#### [Dataset excerpts]
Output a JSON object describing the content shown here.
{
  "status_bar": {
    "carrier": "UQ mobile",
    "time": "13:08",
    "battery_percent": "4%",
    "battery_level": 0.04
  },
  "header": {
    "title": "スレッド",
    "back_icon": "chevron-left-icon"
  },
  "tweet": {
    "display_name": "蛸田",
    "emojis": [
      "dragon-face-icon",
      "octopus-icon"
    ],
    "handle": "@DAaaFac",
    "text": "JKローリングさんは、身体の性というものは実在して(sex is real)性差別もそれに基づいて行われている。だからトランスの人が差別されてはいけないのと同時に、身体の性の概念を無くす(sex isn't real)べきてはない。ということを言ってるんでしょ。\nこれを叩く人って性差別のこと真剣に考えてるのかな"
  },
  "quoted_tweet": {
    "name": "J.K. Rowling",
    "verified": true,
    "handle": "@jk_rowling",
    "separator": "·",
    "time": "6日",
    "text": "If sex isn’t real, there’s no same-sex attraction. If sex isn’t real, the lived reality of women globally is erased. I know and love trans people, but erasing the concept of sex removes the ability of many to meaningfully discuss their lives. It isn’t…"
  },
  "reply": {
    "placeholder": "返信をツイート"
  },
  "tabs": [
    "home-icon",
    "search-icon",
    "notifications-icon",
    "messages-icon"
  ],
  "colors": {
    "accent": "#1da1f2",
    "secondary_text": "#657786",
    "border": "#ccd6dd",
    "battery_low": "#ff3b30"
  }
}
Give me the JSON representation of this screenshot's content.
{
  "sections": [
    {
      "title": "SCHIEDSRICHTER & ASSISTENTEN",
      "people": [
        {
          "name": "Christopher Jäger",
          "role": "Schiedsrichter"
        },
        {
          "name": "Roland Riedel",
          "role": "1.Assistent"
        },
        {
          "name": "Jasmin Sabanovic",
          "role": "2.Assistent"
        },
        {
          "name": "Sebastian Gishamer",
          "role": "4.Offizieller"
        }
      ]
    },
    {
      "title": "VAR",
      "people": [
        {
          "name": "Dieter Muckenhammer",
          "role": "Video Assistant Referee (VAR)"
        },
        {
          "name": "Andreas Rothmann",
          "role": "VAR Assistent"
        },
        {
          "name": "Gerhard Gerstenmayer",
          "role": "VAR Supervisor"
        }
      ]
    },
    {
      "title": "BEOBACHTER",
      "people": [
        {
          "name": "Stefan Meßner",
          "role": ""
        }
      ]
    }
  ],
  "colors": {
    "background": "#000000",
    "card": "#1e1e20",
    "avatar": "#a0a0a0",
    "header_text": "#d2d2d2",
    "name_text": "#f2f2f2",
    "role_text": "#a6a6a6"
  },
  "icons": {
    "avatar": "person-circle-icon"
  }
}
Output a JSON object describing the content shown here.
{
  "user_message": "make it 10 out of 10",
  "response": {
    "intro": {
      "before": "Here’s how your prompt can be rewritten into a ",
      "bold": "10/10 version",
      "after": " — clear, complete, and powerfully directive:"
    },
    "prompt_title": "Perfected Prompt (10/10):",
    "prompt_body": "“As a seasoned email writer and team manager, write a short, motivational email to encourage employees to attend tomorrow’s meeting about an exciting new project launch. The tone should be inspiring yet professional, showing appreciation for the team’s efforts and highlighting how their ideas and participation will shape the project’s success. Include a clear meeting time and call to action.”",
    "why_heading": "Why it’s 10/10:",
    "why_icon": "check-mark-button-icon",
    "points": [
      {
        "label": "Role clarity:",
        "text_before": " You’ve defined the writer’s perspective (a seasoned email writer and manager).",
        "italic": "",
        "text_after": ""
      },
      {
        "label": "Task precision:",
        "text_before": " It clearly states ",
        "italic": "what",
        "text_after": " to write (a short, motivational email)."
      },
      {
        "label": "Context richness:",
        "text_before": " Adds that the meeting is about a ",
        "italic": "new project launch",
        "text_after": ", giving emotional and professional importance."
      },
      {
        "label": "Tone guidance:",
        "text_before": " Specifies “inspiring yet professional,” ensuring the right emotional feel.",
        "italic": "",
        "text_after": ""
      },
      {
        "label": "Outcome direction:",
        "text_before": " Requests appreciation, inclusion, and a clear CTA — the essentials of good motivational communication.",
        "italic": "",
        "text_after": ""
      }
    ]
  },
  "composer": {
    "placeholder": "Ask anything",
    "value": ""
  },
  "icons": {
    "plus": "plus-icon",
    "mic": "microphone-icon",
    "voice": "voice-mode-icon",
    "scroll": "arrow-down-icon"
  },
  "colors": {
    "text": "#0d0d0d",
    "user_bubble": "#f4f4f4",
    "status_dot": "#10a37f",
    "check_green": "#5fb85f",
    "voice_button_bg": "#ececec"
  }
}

#### [Required work]
Write out the whole listing exactly.

#### [Answer in full]
Output a JSON object describing the content shown here.
{
  "status_bar": {
    "carrier": "UQ mobile",
    "time": "13:08",
    "battery_percent": "4%",
    "battery_level": 0.04
  },
  "header": {
    "title": "スレッド",
    "back_icon": "chevron-left-icon"
  },
  "tweet": {
    "display_name": "蛸田",
    "emojis": [
      "dragon-face-icon",
      "octopus-icon"
    ],
    "handle": "@DAaaFac",
    "text": "JKローリングさんは、身体の性というものは実在して(sex is real)性差別もそれに基づいて行われている。だからトランスの人が差別されてはいけないのと同時に、身体の性の概念を無くす(sex isn't real)べきてはない。ということを言ってるんでしょ。\nこれを叩く人って性差別のこと真剣に考えてるのかな"
  },
  "quoted_tweet": {
    "name": "J.K. Rowling",
    "verified": true,
    "handle": "@jk_rowling",
    "separator": "·",
    "time": "6日",
    "text": "If sex isn’t real, there’s no same-sex attraction. If sex isn’t real, the lived reality of women globally is erased. I know and love trans people, but erasing the concept of sex removes the ability of many to meaningfully discuss their lives. It isn’t…"
  },
  "reply": {
    "placeholder": "返信をツイート"
  },
  "tabs": [
    "home-icon",
    "search-icon",
    "notifications-icon",
    "messages-icon"
  ],
  "colors": {
    "accent": "#1da1f2",
    "secondary_text": "#657786",
    "border": "#ccd6dd",
    "battery_low": "#ff3b30"
  }
}
Give me the JSON representation of this screenshot's content.
{
  "sections": [
    {
      "title": "SCHIEDSRICHTER & ASSISTENTEN",
      "people": [
        {
          "name": "Christopher Jäger",
          "role": "Schiedsrichter"
        },
        {
          "name": "Roland Riedel",
          "role": "1.Assistent"
        },
        {
          "name": "Jasmin Sabanovic",
          "role": "2.Assistent"
        },
        {
          "name": "Sebastian Gishamer",
          "role": "4.Offizieller"
        }
      ]
    },
    {
      "title": "VAR",
      "people": [
        {
          "name": "Dieter Muckenhammer",
          "role": "Video Assistant Referee (VAR)"
        },
        {
          "name": "Andreas Rothmann",
          "role": "VAR Assistent"
        },
        {
          "name": "Gerhard Gerstenmayer",
          "role": "VAR Supervisor"
        }
      ]
    },
    {
      "title": "BEOBACHTER",
      "people": [
        {
          "name": "Stefan Meßner",
          "role": ""
        }
      ]
    }
  ],
  "colors": {
    "background": "#000000",
    "card": "#1e1e20",
    "avatar": "#a0a0a0",
    "header_text": "#d2d2d2",
    "name_text": "#f2f2f2",
    "role_text": "#a6a6a6"
  },
  "icons": {
    "avatar": "person-circle-icon"
  }
}
Output a JSON object describing the content shown here.
{
  "user_message": "make it 10 out of 10",
  "response": {
    "intro": {
      "before": "Here’s how your prompt can be rewritten into a ",
      "bold": "10/10 version",
      "after": " — clear, complete, and powerfully directive:"
    },
    "prompt_title": "Perfected Prompt (10/10):",
    "prompt_body": "“As a seasoned email writer and team manager, write a short, motivational email to encourage employees to attend tomorrow’s meeting about an exciting new project launch. The tone should be inspiring yet professional, showing appreciation for the team’s efforts and highlighting how their ideas and participation will shape the project’s success. Include a clear meeting time and call to action.”",
    "why_heading": "Why it’s 10/10:",
    "why_icon": "check-mark-button-icon",
    "points": [
      {
        "label": "Role clarity:",
        "text_before": " You’ve defined the writer’s perspective (a seasoned email writer and manager).",
        "italic": "",
        "text_after": ""
      },
      {
        "label": "Task precision:",
        "text_before": " It clearly states ",
        "italic": "what",
        "text_after": " to write (a short, motivational email)."
      },
      {
        "label": "Context richness:",
        "text_before": " Adds that the meeting is about a ",
        "italic": "new project launch",
        "text_after": ", giving emotional and professional importance."
      },
      {
        "label": "Tone guidance:",
        "text_before": " Specifies “inspiring yet professional,” ensuring the right emotional feel.",
        "italic": "",
        "text_after": ""
      },
      {
        "label": "Outcome direction:",
        "text_before": " Requests appreciation, inclusion, and a clear CTA — the essentials of good motivational communication.",
        "italic": "",
        "text_after": ""
      }
    ]
  },
  "composer": {
    "placeholder": "Ask anything",
    "value": ""
  },
  "icons": {
    "plus": "plus-icon",
    "mic": "microphone-icon",
    "voice": "voice-mode-icon",
    "scroll": "arrow-down-icon"
  },
  "colors": {
    "text": "#0d0d0d",
    "user_bubble": "#f4f4f4",
    "status_dot": "#10a37f",
    "check_green": "#5fb85f",
    "voice_button_bg": "#ececec"
  }
}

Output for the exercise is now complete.